● WORK REQUIRED:
What do the lines say from the one containing "Transcribe this image's" to the end of the records? Restate them word for word, and only those.

-- begin --

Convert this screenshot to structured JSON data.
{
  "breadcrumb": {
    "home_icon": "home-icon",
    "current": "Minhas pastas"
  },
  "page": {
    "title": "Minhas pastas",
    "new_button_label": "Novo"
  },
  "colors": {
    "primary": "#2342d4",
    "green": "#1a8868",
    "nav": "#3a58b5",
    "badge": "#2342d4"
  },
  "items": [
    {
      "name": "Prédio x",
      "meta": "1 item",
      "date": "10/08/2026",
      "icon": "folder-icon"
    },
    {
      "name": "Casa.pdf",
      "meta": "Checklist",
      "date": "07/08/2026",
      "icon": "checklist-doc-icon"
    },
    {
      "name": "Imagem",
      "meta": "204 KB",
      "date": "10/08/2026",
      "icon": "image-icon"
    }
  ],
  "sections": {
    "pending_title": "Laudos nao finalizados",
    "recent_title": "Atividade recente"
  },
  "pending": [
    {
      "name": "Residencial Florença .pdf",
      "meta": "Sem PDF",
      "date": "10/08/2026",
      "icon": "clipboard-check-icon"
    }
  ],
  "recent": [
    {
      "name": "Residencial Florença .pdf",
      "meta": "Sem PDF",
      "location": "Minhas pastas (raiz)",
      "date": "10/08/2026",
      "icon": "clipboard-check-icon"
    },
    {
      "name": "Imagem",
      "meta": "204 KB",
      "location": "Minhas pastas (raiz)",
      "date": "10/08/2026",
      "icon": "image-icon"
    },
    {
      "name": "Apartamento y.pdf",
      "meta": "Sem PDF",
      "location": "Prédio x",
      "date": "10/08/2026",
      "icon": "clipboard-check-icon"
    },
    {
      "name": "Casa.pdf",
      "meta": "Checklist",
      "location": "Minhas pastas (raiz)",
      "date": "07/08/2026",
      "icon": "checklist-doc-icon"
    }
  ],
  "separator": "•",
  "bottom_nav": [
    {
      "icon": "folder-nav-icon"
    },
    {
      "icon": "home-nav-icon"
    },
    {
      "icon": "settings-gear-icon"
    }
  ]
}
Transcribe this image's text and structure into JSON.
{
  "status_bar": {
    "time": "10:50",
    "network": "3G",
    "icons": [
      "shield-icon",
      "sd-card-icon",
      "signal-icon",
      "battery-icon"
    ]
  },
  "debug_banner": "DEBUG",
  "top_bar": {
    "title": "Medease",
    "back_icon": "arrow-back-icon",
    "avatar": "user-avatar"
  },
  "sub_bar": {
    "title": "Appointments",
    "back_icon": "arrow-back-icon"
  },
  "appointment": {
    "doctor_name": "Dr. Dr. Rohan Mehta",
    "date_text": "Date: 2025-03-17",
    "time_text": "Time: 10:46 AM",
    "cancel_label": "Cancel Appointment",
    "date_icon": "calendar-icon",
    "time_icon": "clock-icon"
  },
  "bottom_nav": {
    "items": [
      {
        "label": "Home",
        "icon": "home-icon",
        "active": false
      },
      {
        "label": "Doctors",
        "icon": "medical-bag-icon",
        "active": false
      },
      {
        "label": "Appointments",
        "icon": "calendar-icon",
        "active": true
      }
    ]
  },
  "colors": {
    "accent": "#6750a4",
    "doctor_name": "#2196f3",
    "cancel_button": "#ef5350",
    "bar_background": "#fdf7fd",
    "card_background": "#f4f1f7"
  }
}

-- end --

● CORRECT RESPONSE:
Transcribe this image's text and structure into JSON.
{
  "status_bar": {
    "time": "10:50",
    "network": "3G",
    "icons": [
      "shield-icon",
      "sd-card-icon",
      "signal-icon",
      "battery-icon"
    ]
  },
  "debug_banner": "DEBUG",
  "top_bar": {
    "title": "Medease",
    "back_icon": "arrow-back-icon",
    "avatar": "user-avatar"
  },
  "sub_bar": {
    "title": "Appointments",
    "back_icon": "arrow-back-icon"
  },
  "appointment": {
    "doctor_name": "Dr. Dr. Rohan Mehta",
    "date_text": "Date: 2025-03-17",
    "time_text": "Time: 10:46 AM",
    "cancel_label": "Cancel Appointment",
    "date_icon": "calendar-icon",
    "time_icon": "clock-icon"
  },
  "bottom_nav": {
    "items": [
      {
        "label": "Home",
        "icon": "home-icon",
        "active": false
      },
      {
        "label": "Doctors",
        "icon": "medical-bag-icon",
        "active": false
      },
      {
        "label": "Appointments",
        "icon": "calendar-icon",
        "active": true
      }
    ]
  },
  "colors": {
    "accent": "#6750a4",
    "doctor_name": "#2196f3",
    "cancel_button": "#ef5350",
    "bar_background": "#fdf7fd",
    "card_background": "#f4f1f7"
  }
}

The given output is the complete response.